• Supplied data:
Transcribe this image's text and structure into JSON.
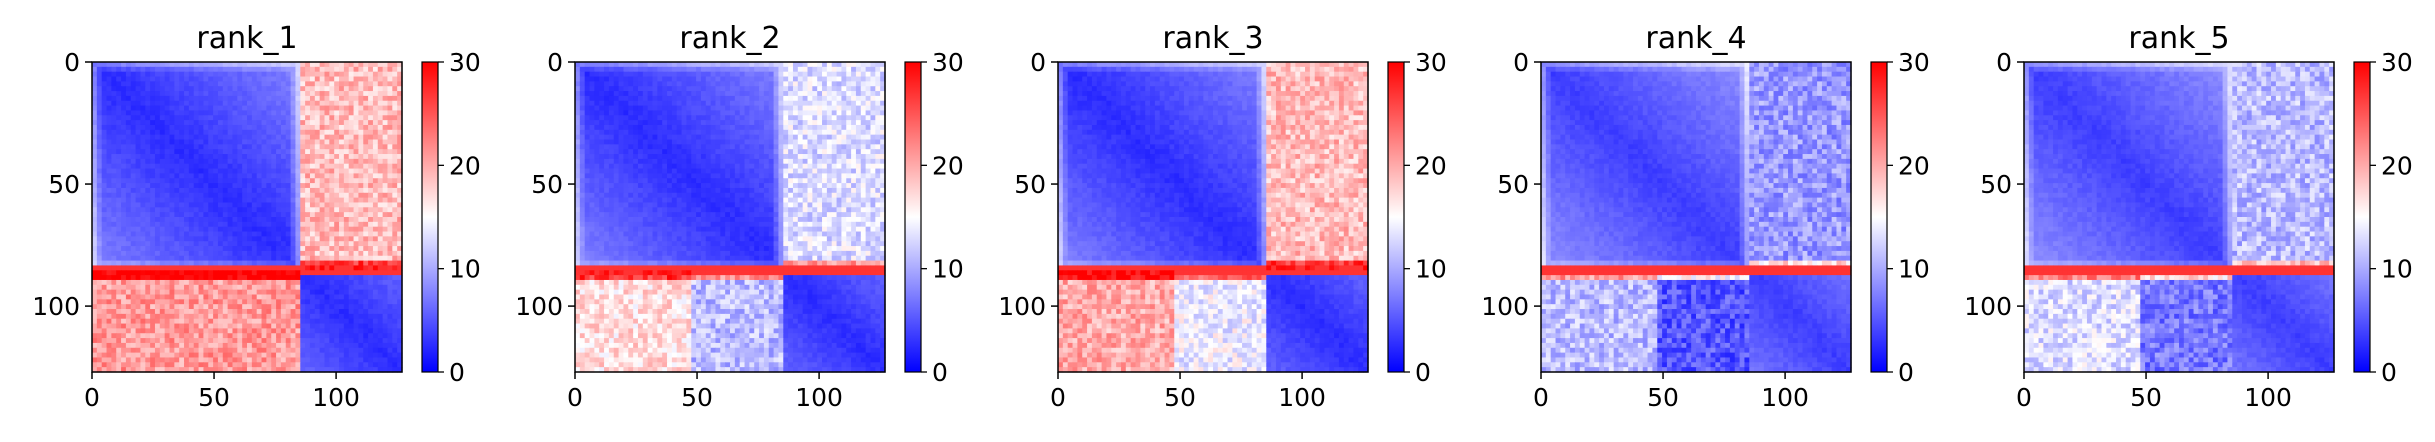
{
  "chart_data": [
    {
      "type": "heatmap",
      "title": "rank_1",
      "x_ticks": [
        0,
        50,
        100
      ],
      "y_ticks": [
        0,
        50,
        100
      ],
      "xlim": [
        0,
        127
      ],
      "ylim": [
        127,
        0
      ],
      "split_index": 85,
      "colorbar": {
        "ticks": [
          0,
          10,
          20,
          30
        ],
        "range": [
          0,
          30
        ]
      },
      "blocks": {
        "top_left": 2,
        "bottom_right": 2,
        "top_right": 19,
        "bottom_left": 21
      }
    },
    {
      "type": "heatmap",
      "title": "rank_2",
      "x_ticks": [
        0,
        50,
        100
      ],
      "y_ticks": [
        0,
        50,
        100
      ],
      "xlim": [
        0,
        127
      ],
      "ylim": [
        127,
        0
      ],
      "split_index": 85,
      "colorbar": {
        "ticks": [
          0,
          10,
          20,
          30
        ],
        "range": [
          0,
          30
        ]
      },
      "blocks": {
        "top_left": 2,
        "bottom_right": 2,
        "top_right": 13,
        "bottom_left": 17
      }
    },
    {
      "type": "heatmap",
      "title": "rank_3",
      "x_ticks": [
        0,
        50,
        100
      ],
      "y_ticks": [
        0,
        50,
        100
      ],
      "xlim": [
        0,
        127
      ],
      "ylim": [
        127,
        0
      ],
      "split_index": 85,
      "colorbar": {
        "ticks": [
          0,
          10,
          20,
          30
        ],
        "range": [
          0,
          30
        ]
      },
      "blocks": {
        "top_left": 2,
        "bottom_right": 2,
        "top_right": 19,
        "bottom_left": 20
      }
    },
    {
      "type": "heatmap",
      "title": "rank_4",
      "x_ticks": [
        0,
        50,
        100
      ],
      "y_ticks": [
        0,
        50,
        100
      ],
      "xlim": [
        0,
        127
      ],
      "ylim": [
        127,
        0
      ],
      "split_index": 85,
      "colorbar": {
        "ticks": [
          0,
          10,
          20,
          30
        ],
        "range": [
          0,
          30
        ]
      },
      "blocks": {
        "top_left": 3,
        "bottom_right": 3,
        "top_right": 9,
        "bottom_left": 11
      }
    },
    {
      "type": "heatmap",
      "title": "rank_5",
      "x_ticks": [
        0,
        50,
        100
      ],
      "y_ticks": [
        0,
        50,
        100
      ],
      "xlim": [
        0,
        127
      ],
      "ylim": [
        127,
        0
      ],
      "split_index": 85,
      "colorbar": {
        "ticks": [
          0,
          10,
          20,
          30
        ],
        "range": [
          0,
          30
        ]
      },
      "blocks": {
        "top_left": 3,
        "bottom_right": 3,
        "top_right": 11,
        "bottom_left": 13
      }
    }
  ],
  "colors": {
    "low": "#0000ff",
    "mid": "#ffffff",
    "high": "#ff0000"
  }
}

* * *

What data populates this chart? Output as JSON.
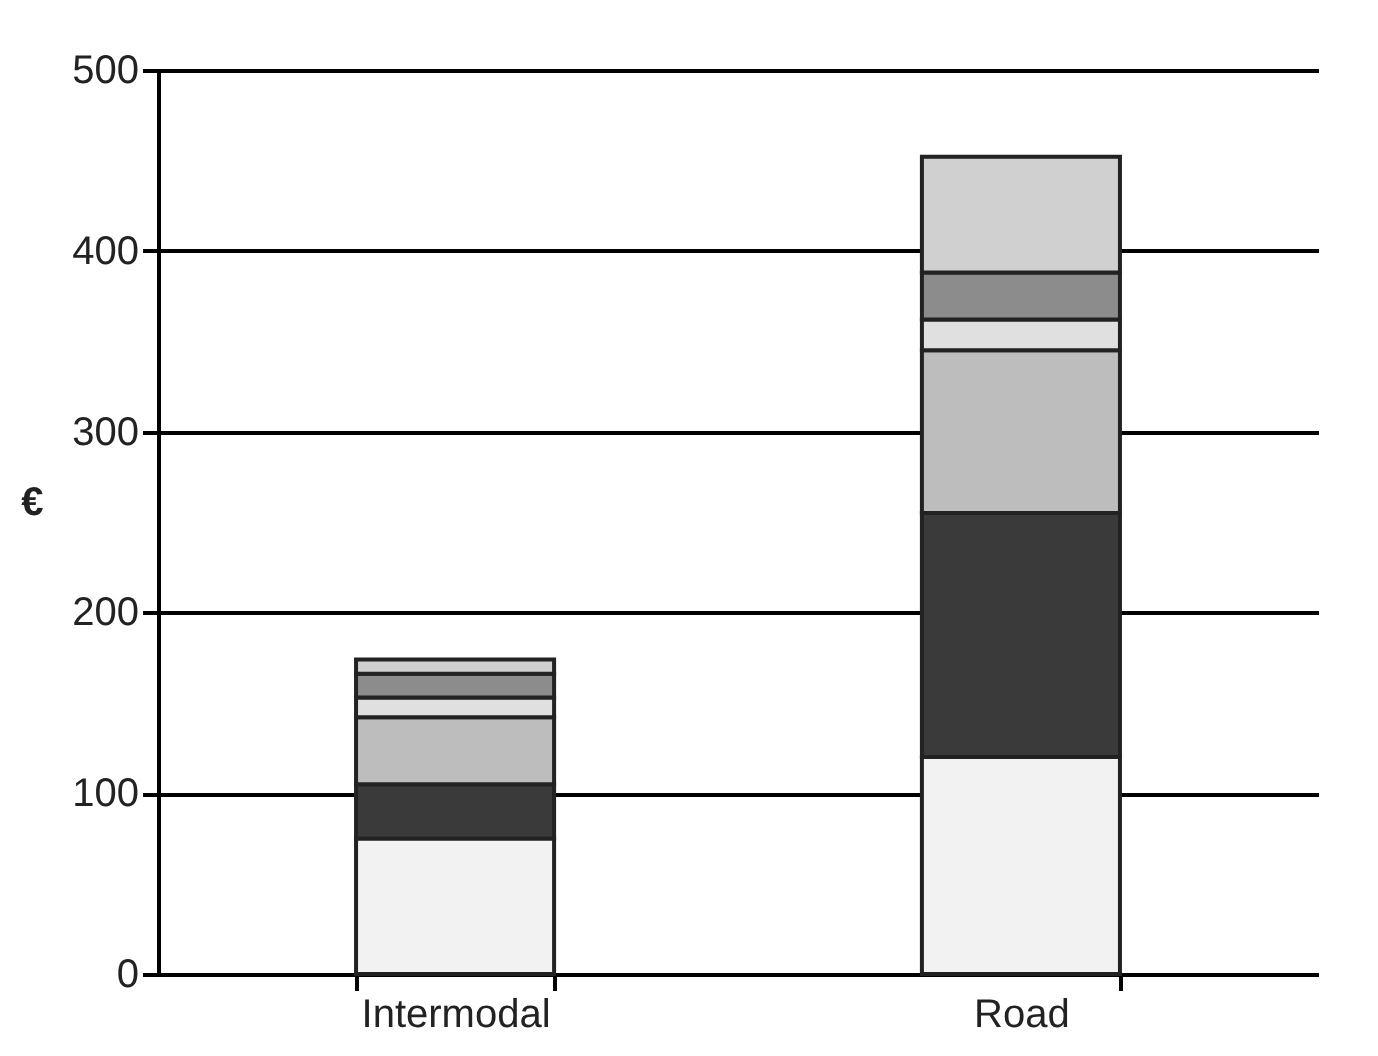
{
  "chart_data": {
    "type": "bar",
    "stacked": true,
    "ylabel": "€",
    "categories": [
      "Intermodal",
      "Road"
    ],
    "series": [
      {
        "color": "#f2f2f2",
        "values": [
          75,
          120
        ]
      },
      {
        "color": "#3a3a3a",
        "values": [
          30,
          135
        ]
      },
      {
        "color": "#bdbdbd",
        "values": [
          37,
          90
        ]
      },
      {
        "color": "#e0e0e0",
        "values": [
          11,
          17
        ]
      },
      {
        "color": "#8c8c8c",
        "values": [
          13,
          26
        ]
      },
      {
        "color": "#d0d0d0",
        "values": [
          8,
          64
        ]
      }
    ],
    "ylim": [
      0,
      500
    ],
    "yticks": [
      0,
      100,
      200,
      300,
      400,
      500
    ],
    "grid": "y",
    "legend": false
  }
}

• Objective: List the lines that contain the word "title".

• Exercise answer:
      "title": "rank_1",
      "title": "rank_2",
      "title": "rank_3",
      "title": "rank_4",
      "title": "rank_5",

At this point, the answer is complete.